▸ TASK DIRECTIONS: Where a line holds the word "JSON", copy that line.

Records excerpted from a collection:
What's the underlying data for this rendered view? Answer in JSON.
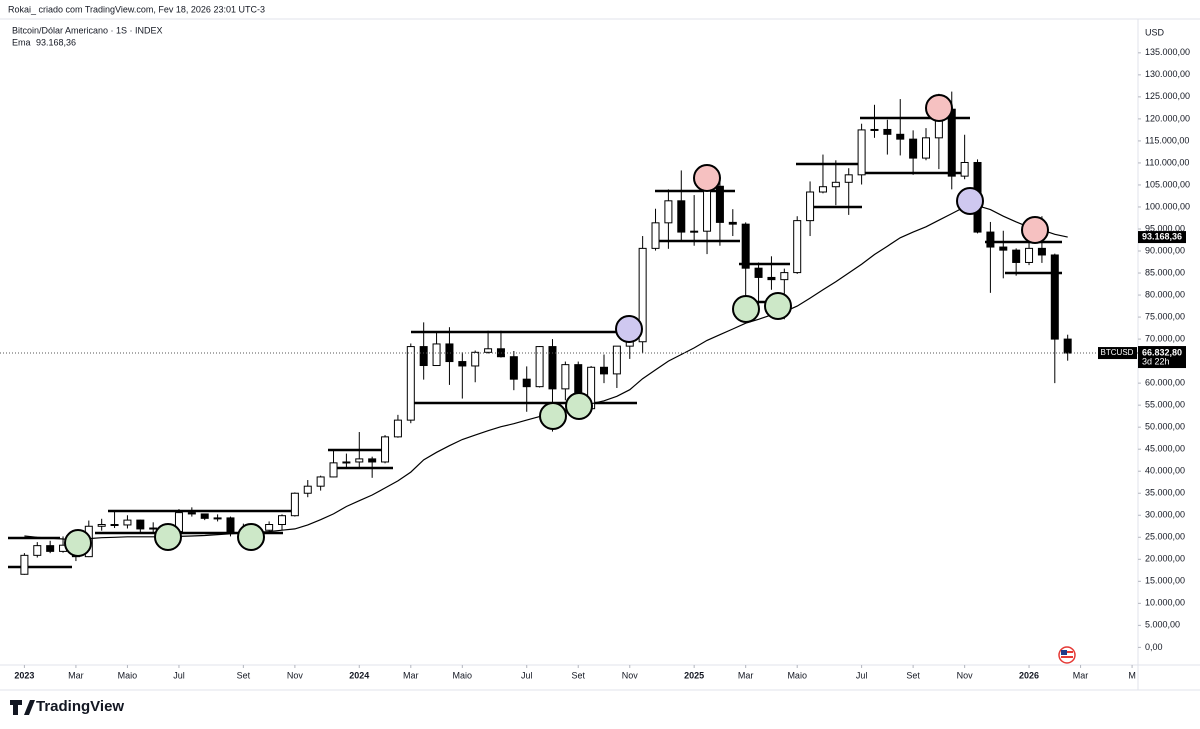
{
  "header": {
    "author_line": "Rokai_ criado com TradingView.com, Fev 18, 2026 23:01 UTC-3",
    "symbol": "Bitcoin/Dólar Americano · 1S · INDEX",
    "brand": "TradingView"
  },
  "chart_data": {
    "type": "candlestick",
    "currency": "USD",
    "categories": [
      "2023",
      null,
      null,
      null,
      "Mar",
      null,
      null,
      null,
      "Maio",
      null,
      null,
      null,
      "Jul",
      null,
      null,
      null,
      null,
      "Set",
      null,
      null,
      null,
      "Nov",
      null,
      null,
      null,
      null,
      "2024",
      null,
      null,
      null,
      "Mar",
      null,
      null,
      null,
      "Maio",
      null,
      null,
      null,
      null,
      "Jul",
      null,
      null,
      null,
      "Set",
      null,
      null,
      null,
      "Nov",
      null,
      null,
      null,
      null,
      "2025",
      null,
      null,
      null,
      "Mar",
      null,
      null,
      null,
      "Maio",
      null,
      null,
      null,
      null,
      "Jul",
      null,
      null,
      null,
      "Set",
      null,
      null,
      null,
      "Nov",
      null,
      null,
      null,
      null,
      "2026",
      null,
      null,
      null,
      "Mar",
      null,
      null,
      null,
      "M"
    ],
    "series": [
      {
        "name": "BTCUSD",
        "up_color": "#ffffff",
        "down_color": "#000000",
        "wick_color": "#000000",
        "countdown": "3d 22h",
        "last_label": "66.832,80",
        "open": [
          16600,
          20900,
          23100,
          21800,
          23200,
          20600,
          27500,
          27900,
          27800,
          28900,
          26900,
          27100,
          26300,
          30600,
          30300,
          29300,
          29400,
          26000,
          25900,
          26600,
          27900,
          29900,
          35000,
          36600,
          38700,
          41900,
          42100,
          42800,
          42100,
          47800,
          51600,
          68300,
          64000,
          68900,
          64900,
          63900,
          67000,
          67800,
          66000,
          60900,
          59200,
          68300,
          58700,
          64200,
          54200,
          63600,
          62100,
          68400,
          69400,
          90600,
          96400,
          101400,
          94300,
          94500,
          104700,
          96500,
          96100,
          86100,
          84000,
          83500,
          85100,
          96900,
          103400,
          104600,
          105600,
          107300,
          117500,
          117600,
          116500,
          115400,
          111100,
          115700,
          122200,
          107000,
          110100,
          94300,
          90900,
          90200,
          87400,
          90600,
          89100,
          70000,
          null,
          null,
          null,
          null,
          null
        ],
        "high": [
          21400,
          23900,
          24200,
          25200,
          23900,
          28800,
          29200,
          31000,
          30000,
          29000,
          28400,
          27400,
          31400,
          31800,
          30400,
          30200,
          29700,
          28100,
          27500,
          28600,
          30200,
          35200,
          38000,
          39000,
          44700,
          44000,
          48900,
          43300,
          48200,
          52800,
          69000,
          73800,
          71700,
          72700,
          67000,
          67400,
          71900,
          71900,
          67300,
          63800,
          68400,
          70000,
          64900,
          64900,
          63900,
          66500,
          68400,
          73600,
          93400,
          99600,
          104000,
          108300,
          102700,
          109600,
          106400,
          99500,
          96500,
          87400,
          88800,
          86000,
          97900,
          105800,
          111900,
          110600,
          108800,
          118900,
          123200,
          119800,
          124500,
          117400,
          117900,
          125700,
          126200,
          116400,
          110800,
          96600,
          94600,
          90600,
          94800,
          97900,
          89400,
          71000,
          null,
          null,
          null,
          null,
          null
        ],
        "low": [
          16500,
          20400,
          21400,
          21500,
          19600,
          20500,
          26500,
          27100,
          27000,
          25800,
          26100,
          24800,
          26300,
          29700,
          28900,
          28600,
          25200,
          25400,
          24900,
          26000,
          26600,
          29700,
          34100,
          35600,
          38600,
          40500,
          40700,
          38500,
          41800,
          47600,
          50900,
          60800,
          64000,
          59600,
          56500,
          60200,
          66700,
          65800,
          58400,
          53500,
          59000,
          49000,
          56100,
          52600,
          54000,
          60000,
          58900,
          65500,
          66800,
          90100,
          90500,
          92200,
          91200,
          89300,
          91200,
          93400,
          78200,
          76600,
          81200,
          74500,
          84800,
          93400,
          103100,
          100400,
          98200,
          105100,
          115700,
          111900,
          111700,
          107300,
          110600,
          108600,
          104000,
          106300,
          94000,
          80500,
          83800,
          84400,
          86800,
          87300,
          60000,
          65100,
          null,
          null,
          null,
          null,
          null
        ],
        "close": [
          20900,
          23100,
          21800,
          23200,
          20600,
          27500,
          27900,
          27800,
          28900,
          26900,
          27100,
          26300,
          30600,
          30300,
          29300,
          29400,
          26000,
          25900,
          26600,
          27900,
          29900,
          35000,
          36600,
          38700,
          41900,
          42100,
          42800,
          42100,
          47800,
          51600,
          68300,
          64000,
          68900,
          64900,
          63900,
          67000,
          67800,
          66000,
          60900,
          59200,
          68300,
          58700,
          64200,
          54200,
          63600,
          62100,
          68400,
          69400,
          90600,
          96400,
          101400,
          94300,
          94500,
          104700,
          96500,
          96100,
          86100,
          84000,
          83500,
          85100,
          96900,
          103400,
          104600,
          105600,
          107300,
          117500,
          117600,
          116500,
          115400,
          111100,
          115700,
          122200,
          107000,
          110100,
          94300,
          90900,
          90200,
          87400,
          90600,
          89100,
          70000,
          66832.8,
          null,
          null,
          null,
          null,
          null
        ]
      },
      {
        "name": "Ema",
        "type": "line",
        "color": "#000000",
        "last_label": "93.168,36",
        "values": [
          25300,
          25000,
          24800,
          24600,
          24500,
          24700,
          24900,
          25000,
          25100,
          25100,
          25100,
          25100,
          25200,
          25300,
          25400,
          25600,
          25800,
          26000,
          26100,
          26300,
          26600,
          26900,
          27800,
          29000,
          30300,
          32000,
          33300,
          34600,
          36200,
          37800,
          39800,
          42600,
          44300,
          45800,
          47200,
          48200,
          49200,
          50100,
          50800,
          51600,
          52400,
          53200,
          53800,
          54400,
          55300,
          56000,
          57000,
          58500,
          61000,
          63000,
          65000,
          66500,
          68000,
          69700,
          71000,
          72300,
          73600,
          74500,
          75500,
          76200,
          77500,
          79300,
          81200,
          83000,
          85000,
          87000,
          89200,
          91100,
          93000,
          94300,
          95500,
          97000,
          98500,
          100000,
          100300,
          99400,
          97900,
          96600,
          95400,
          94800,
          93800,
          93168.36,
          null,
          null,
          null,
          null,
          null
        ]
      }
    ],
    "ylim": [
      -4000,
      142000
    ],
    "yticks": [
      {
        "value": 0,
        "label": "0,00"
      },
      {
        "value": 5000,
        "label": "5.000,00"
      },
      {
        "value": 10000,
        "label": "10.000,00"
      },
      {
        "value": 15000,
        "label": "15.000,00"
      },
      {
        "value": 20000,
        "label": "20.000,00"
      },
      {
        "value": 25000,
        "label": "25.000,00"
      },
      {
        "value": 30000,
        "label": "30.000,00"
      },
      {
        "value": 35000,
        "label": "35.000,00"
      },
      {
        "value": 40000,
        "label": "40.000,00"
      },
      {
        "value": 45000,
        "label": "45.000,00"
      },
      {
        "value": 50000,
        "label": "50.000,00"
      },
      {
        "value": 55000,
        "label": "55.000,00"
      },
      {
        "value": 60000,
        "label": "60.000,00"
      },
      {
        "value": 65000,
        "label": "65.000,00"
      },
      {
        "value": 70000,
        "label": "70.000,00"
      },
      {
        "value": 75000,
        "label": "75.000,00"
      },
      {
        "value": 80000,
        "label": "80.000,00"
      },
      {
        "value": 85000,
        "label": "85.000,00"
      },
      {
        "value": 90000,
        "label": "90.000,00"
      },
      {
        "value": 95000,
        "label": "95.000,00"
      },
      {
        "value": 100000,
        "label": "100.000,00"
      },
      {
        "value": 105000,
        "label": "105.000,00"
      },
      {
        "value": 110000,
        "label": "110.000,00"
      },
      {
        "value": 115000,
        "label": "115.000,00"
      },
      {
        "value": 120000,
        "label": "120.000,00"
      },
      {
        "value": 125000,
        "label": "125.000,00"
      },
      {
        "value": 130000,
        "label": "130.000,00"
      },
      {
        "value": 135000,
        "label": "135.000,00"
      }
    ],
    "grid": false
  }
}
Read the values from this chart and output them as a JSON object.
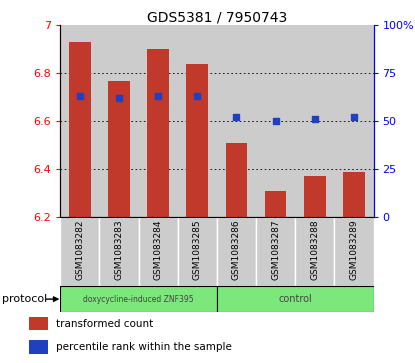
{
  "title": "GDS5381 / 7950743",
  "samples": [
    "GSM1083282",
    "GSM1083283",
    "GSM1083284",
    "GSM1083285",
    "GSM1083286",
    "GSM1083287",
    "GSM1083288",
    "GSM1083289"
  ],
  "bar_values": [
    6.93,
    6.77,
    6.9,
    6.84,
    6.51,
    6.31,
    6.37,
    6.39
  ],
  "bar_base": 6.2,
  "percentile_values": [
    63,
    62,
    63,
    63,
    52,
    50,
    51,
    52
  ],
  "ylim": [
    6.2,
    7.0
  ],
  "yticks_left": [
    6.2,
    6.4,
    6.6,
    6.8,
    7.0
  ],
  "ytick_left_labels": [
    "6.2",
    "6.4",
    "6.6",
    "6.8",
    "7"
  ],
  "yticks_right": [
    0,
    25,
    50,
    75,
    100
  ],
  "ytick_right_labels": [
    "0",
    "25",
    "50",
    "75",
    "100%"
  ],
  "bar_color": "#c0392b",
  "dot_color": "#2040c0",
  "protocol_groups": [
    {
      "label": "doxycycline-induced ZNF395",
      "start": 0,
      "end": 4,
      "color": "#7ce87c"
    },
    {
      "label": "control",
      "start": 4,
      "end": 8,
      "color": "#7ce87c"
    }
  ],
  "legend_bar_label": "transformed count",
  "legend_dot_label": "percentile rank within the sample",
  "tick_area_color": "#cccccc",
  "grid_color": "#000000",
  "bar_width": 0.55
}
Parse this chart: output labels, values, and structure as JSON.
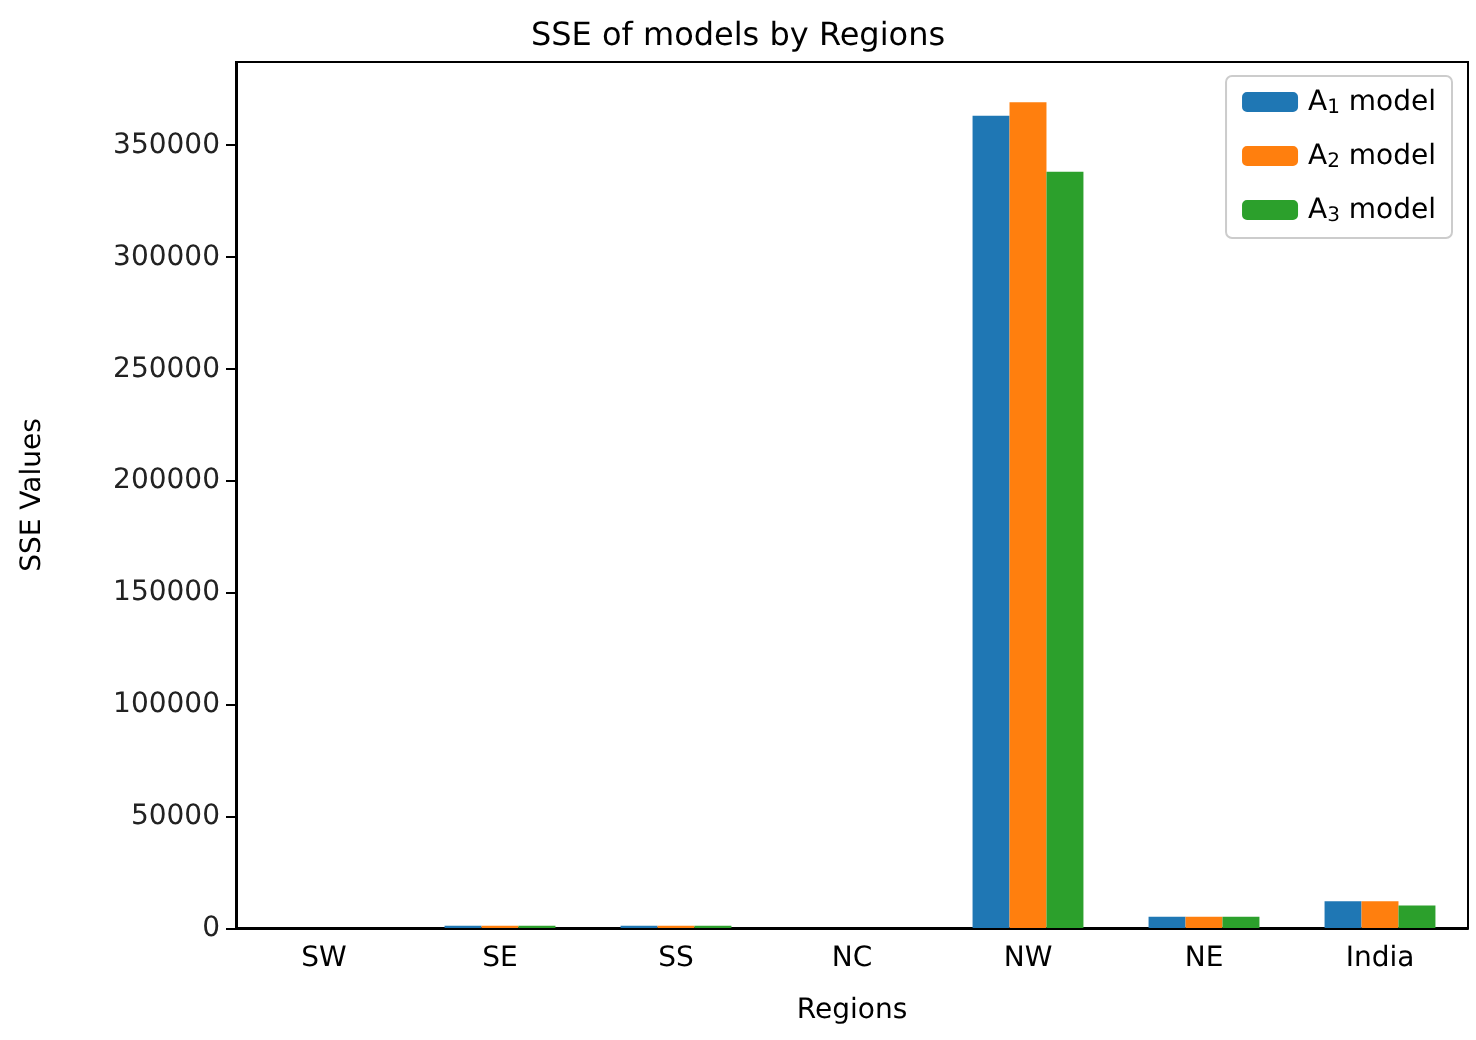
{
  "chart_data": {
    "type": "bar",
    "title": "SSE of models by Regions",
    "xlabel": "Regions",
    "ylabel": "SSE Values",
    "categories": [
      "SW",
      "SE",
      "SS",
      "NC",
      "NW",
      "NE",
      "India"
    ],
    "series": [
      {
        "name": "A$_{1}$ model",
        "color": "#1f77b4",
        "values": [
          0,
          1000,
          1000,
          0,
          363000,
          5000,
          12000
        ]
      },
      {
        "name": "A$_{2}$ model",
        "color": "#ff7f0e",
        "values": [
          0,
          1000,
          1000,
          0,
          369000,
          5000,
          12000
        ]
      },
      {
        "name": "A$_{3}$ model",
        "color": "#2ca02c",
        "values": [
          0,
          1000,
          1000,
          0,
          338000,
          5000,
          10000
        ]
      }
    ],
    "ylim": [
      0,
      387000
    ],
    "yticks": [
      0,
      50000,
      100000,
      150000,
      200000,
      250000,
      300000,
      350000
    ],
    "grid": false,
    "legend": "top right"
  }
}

▸ SOLUTION FOR THIS TASK:
What's the underlying data for this rendered view? Answer in JSON.
Read the values from this chart and output them as a JSON object.
Parse this chart: output labels, values, and structure as JSON.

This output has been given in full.